* **PROBLEM REQUIREMENTS**:
All of the data needs to be repeated exactly.

* **GIVEN INFORMATION**:
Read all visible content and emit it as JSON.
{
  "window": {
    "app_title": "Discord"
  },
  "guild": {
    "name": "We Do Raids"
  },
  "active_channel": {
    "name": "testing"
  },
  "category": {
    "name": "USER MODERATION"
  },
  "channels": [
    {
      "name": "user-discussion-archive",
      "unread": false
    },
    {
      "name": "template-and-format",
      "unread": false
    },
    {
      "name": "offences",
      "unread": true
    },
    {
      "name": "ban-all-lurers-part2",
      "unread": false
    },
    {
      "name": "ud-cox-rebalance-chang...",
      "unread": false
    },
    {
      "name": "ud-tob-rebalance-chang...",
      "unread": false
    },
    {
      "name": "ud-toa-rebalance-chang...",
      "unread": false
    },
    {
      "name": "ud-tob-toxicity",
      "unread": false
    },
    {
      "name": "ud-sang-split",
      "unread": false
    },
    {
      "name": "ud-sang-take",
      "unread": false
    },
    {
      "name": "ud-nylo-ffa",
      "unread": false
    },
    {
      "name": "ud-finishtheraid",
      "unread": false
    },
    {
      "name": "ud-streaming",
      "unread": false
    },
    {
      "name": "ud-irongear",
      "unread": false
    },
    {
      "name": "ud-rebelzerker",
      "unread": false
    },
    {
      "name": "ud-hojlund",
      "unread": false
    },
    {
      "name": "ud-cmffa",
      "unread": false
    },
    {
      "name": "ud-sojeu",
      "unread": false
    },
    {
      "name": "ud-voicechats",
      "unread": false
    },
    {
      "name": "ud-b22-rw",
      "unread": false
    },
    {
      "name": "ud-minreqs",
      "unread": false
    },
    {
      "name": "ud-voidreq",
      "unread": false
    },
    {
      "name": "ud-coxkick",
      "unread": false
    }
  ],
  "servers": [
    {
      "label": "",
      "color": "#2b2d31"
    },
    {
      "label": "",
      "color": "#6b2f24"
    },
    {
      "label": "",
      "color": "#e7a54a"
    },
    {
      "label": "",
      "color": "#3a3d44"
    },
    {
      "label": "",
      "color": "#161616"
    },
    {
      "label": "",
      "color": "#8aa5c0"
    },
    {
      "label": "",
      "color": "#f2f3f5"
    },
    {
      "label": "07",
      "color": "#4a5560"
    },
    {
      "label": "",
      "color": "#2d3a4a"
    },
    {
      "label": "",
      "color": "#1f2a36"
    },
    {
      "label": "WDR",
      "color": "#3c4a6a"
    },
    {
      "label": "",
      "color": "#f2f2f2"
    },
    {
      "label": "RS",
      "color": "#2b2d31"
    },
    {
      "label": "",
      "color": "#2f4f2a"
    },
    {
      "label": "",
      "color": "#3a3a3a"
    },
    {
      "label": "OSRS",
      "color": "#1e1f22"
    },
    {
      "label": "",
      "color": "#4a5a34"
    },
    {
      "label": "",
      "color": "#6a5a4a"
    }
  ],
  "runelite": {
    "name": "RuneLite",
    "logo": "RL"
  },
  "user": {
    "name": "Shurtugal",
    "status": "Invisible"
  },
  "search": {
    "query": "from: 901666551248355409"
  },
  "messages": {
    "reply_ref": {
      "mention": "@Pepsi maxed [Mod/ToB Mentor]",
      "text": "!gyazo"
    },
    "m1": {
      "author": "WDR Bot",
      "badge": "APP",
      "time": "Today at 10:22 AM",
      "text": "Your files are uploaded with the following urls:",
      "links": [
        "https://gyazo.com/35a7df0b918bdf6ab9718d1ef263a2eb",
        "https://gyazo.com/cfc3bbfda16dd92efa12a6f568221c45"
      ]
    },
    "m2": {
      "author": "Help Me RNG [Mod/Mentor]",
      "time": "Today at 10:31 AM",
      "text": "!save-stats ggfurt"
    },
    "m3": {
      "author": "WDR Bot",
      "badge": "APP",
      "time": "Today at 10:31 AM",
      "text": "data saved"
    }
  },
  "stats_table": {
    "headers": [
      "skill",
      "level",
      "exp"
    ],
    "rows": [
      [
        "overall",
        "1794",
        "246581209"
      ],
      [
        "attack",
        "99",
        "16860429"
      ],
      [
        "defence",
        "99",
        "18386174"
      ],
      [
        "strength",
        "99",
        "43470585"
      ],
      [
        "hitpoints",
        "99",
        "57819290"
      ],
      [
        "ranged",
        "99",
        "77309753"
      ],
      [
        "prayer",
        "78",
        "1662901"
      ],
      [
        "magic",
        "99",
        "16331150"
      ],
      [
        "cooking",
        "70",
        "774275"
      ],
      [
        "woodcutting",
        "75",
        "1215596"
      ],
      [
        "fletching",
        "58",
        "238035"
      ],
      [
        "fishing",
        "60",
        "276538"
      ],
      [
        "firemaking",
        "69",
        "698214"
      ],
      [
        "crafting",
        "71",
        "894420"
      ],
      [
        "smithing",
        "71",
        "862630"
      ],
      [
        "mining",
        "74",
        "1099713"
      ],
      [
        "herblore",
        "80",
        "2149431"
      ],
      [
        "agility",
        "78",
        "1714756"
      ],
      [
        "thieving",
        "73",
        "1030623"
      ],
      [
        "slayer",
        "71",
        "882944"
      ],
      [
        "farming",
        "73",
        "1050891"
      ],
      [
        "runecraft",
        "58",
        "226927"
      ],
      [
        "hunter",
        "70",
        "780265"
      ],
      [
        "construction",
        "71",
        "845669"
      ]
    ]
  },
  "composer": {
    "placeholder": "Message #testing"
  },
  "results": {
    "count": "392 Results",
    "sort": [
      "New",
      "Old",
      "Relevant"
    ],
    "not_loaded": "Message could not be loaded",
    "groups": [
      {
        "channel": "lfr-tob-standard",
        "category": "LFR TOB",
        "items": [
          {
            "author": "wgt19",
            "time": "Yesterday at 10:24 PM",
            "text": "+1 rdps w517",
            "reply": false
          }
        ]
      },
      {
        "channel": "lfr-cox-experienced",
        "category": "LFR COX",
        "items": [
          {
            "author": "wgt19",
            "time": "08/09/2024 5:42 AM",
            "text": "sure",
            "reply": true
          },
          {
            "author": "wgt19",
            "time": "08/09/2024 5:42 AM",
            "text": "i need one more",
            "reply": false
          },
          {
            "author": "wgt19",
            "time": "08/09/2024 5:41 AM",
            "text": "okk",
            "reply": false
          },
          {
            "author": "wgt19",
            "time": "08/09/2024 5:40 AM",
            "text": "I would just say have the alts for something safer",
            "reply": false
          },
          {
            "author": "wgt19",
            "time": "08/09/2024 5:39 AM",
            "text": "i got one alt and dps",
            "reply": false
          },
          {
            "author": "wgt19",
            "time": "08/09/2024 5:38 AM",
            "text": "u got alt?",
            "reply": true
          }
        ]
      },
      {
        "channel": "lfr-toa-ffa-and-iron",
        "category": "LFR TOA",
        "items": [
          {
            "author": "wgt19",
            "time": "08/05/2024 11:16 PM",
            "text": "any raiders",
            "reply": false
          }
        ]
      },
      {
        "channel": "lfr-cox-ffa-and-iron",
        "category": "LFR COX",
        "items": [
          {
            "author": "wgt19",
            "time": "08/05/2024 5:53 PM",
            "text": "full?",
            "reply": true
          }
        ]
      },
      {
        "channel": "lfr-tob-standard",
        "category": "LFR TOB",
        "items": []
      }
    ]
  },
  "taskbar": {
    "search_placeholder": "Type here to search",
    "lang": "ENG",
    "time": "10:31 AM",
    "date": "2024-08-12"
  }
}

* **EXERCISE ANSWER**:
Read all visible content and emit it as JSON.
{
  "window": {
    "app_title": "Discord"
  },
  "guild": {
    "name": "We Do Raids"
  },
  "active_channel": {
    "name": "testing"
  },
  "category": {
    "name": "USER MODERATION"
  },
  "channels": [
    {
      "name": "user-discussion-archive",
      "unread": false
    },
    {
      "name": "template-and-format",
      "unread": false
    },
    {
      "name": "offences",
      "unread": true
    },
    {
      "name": "ban-all-lurers-part2",
      "unread": false
    },
    {
      "name": "ud-cox-rebalance-chang...",
      "unread": false
    },
    {
      "name": "ud-tob-rebalance-chang...",
      "unread": false
    },
    {
      "name": "ud-toa-rebalance-chang...",
      "unread": false
    },
    {
      "name": "ud-tob-toxicity",
      "unread": false
    },
    {
      "name": "ud-sang-split",
      "unread": false
    },
    {
      "name": "ud-sang-take",
      "unread": false
    },
    {
      "name": "ud-nylo-ffa",
      "unread": false
    },
    {
      "name": "ud-finishtheraid",
      "unread": false
    },
    {
      "name": "ud-streaming",
      "unread": false
    },
    {
      "name": "ud-irongear",
      "unread": false
    },
    {
      "name": "ud-rebelzerker",
      "unread": false
    },
    {
      "name": "ud-hojlund",
      "unread": false
    },
    {
      "name": "ud-cmffa",
      "unread": false
    },
    {
      "name": "ud-sojeu",
      "unread": false
    },
    {
      "name": "ud-voicechats",
      "unread": false
    },
    {
      "name": "ud-b22-rw",
      "unread": false
    },
    {
      "name": "ud-minreqs",
      "unread": false
    },
    {
      "name": "ud-voidreq",
      "unread": false
    },
    {
      "name": "ud-coxkick",
      "unread": false
    }
  ],
  "servers": [
    {
      "label": "",
      "color": "#2b2d31"
    },
    {
      "label": "",
      "color": "#6b2f24"
    },
    {
      "label": "",
      "color": "#e7a54a"
    },
    {
      "label": "",
      "color": "#3a3d44"
    },
    {
      "label": "",
      "color": "#161616"
    },
    {
      "label": "",
      "color": "#8aa5c0"
    },
    {
      "label": "",
      "color": "#f2f3f5"
    },
    {
      "label": "07",
      "color": "#4a5560"
    },
    {
      "label": "",
      "color": "#2d3a4a"
    },
    {
      "label": "",
      "color": "#1f2a36"
    },
    {
      "label": "WDR",
      "color": "#3c4a6a"
    },
    {
      "label": "",
      "color": "#f2f2f2"
    },
    {
      "label": "RS",
      "color": "#2b2d31"
    },
    {
      "label": "",
      "color": "#2f4f2a"
    },
    {
      "label": "",
      "color": "#3a3a3a"
    },
    {
      "label": "OSRS",
      "color": "#1e1f22"
    },
    {
      "label": "",
      "color": "#4a5a34"
    },
    {
      "label": "",
      "color": "#6a5a4a"
    }
  ],
  "runelite": {
    "name": "RuneLite",
    "logo": "RL"
  },
  "user": {
    "name": "Shurtugal",
    "status": "Invisible"
  },
  "search": {
    "query": "from: 901666551248355409"
  },
  "messages": {
    "reply_ref": {
      "mention": "@Pepsi maxed [Mod/ToB Mentor]",
      "text": "!gyazo"
    },
    "m1": {
      "author": "WDR Bot",
      "badge": "APP",
      "time": "Today at 10:22 AM",
      "text": "Your files are uploaded with the following urls:",
      "links": [
        "https://gyazo.com/35a7df0b918bdf6ab9718d1ef263a2eb",
        "https://gyazo.com/cfc3bbfda16dd92efa12a6f568221c45"
      ]
    },
    "m2": {
      "author": "Help Me RNG [Mod/Mentor]",
      "time": "Today at 10:31 AM",
      "text": "!save-stats ggfurt"
    },
    "m3": {
      "author": "WDR Bot",
      "badge": "APP",
      "time": "Today at 10:31 AM",
      "text": "data saved"
    }
  },
  "stats_table": {
    "headers": [
      "skill",
      "level",
      "exp"
    ],
    "rows": [
      [
        "overall",
        "1794",
        "246581209"
      ],
      [
        "attack",
        "99",
        "16860429"
      ],
      [
        "defence",
        "99",
        "18386174"
      ],
      [
        "strength",
        "99",
        "43470585"
      ],
      [
        "hitpoints",
        "99",
        "57819290"
      ],
      [
        "ranged",
        "99",
        "77309753"
      ],
      [
        "prayer",
        "78",
        "1662901"
      ],
      [
        "magic",
        "99",
        "16331150"
      ],
      [
        "cooking",
        "70",
        "774275"
      ],
      [
        "woodcutting",
        "75",
        "1215596"
      ],
      [
        "fletching",
        "58",
        "238035"
      ],
      [
        "fishing",
        "60",
        "276538"
      ],
      [
        "firemaking",
        "69",
        "698214"
      ],
      [
        "crafting",
        "71",
        "894420"
      ],
      [
        "smithing",
        "71",
        "862630"
      ],
      [
        "mining",
        "74",
        "1099713"
      ],
      [
        "herblore",
        "80",
        "2149431"
      ],
      [
        "agility",
        "78",
        "1714756"
      ],
      [
        "thieving",
        "73",
        "1030623"
      ],
      [
        "slayer",
        "71",
        "882944"
      ],
      [
        "farming",
        "73",
        "1050891"
      ],
      [
        "runecraft",
        "58",
        "226927"
      ],
      [
        "hunter",
        "70",
        "780265"
      ],
      [
        "construction",
        "71",
        "845669"
      ]
    ]
  },
  "composer": {
    "placeholder": "Message #testing"
  },
  "results": {
    "count": "392 Results",
    "sort": [
      "New",
      "Old",
      "Relevant"
    ],
    "not_loaded": "Message could not be loaded",
    "groups": [
      {
        "channel": "lfr-tob-standard",
        "category": "LFR TOB",
        "items": [
          {
            "author": "wgt19",
            "time": "Yesterday at 10:24 PM",
            "text": "+1 rdps w517",
            "reply": false
          }
        ]
      },
      {
        "channel": "lfr-cox-experienced",
        "category": "LFR COX",
        "items": [
          {
            "author": "wgt19",
            "time": "08/09/2024 5:42 AM",
            "text": "sure",
            "reply": true
          },
          {
            "author": "wgt19",
            "time": "08/09/2024 5:42 AM",
            "text": "i need one more",
            "reply": false
          },
          {
            "author": "wgt19",
            "time": "08/09/2024 5:41 AM",
            "text": "okk",
            "reply": false
          },
          {
            "author": "wgt19",
            "time": "08/09/2024 5:40 AM",
            "text": "I would just say have the alts for something safer",
            "reply": false
          },
          {
            "author": "wgt19",
            "time": "08/09/2024 5:39 AM",
            "text": "i got one alt and dps",
            "reply": false
          },
          {
            "author": "wgt19",
            "time": "08/09/2024 5:38 AM",
            "text": "u got alt?",
            "reply": true
          }
        ]
      },
      {
        "channel": "lfr-toa-ffa-and-iron",
        "category": "LFR TOA",
        "items": [
          {
            "author": "wgt19",
            "time": "08/05/2024 11:16 PM",
            "text": "any raiders",
            "reply": false
          }
        ]
      },
      {
        "channel": "lfr-cox-ffa-and-iron",
        "category": "LFR COX",
        "items": [
          {
            "author": "wgt19",
            "time": "08/05/2024 5:53 PM",
            "text": "full?",
            "reply": true
          }
        ]
      },
      {
        "channel": "lfr-tob-standard",
        "category": "LFR TOB",
        "items": []
      }
    ]
  },
  "taskbar": {
    "search_placeholder": "Type here to search",
    "lang": "ENG",
    "time": "10:31 AM",
    "date": "2024-08-12"
  }
}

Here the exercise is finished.